Your goal.
Lines containing "then" are to be counted. Report the count alone.

The records.
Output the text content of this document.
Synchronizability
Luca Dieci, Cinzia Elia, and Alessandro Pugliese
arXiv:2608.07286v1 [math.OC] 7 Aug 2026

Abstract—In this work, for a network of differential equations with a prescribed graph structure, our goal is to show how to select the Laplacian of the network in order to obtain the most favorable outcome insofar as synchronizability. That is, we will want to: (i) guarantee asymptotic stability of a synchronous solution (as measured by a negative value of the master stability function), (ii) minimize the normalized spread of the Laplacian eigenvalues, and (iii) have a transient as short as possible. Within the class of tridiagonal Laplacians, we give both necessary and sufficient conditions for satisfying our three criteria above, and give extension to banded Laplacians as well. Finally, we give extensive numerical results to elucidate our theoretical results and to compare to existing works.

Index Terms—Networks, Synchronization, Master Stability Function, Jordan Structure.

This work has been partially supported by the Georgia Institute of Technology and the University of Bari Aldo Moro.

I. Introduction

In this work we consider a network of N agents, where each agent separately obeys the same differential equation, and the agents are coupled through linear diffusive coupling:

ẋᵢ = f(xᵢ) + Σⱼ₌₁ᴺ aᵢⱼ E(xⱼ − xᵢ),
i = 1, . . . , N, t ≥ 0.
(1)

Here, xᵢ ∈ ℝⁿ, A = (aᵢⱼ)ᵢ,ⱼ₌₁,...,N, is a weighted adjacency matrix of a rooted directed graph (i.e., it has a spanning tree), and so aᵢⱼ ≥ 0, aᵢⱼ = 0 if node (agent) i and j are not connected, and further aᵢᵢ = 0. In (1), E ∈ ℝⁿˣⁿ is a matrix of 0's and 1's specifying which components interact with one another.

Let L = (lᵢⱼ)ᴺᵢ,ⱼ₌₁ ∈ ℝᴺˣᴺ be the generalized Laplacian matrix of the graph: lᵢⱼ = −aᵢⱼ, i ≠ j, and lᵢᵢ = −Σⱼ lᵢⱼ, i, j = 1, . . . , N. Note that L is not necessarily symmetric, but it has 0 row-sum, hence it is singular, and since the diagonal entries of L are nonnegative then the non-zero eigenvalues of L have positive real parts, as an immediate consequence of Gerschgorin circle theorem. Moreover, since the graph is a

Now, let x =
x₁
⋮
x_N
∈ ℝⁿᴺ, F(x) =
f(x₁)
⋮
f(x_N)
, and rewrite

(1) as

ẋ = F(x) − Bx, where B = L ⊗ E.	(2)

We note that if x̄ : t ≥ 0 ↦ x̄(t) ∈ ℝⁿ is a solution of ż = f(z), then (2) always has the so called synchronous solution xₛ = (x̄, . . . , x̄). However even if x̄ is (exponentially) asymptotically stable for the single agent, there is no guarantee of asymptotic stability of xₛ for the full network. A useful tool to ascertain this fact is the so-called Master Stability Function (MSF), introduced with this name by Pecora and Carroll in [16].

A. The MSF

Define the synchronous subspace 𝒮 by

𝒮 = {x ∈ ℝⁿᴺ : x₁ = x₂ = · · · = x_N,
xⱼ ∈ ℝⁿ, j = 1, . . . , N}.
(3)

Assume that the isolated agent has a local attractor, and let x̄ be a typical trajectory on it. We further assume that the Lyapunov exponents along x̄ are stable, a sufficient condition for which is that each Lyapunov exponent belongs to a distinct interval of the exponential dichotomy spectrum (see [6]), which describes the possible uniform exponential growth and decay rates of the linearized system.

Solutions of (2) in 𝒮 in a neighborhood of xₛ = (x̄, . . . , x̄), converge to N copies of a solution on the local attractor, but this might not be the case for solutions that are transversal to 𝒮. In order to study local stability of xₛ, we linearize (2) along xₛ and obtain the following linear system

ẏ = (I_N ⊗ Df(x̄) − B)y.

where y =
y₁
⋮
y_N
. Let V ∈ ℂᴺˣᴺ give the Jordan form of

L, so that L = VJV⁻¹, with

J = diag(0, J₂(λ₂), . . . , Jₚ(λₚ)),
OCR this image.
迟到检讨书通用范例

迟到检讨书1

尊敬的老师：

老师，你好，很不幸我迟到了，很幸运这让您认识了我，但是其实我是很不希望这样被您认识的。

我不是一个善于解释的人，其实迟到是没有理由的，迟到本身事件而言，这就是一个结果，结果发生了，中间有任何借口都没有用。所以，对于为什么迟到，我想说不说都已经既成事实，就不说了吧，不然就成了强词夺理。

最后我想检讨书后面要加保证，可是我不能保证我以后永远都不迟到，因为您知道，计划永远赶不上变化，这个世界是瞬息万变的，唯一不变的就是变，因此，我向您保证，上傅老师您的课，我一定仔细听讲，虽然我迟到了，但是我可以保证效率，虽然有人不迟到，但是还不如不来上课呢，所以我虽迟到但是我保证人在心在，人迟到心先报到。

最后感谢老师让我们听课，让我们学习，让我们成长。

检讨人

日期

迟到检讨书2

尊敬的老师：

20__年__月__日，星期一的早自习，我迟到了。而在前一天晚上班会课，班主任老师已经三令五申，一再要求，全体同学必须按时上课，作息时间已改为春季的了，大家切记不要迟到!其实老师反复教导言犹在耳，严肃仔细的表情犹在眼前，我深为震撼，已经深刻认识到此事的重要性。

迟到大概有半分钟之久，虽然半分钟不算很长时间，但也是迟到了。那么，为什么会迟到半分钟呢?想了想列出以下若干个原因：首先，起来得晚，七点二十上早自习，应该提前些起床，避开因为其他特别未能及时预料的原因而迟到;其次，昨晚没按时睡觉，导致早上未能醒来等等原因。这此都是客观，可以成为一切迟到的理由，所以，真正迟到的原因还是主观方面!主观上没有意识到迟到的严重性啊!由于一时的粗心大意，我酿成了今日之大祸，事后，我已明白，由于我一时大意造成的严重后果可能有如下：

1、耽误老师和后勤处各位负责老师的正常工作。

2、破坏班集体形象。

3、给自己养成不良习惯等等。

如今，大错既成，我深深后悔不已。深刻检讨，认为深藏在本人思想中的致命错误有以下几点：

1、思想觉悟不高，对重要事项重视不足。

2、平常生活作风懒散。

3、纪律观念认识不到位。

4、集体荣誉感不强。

---

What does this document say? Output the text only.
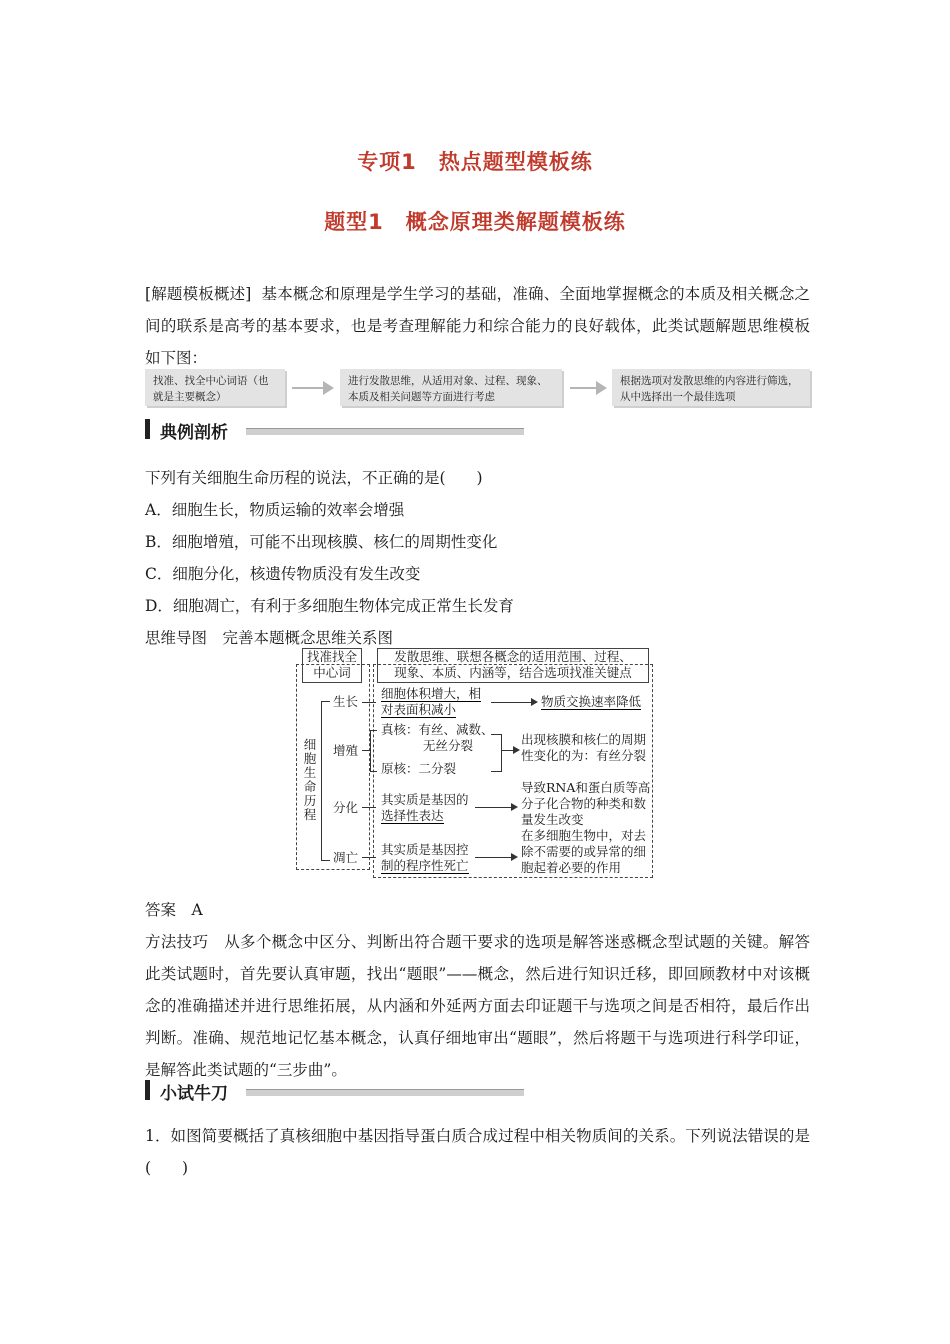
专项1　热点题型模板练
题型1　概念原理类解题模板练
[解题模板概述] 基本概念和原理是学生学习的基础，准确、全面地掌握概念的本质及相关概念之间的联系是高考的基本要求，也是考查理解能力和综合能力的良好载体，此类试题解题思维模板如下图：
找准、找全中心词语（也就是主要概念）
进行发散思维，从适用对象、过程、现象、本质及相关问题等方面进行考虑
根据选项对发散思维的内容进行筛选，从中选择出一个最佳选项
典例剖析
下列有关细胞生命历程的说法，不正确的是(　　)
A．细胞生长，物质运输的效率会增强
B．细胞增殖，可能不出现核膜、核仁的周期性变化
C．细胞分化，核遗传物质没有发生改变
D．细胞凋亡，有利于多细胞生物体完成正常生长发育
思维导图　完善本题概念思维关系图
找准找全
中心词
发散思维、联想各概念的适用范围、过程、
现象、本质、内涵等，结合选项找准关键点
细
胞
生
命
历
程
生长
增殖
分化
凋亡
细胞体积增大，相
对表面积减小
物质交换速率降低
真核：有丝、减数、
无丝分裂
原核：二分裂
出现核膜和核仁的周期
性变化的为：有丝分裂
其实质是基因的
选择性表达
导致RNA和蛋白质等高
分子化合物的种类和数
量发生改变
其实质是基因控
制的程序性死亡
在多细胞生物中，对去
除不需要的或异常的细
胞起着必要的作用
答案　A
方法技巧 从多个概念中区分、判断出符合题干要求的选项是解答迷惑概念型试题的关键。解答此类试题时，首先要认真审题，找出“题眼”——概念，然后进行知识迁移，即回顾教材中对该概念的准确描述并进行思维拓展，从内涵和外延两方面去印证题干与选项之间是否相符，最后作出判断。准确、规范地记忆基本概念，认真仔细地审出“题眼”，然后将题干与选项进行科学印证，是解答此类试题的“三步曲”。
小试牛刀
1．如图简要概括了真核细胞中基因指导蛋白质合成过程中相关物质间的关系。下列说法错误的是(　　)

Answer for this exercise.
2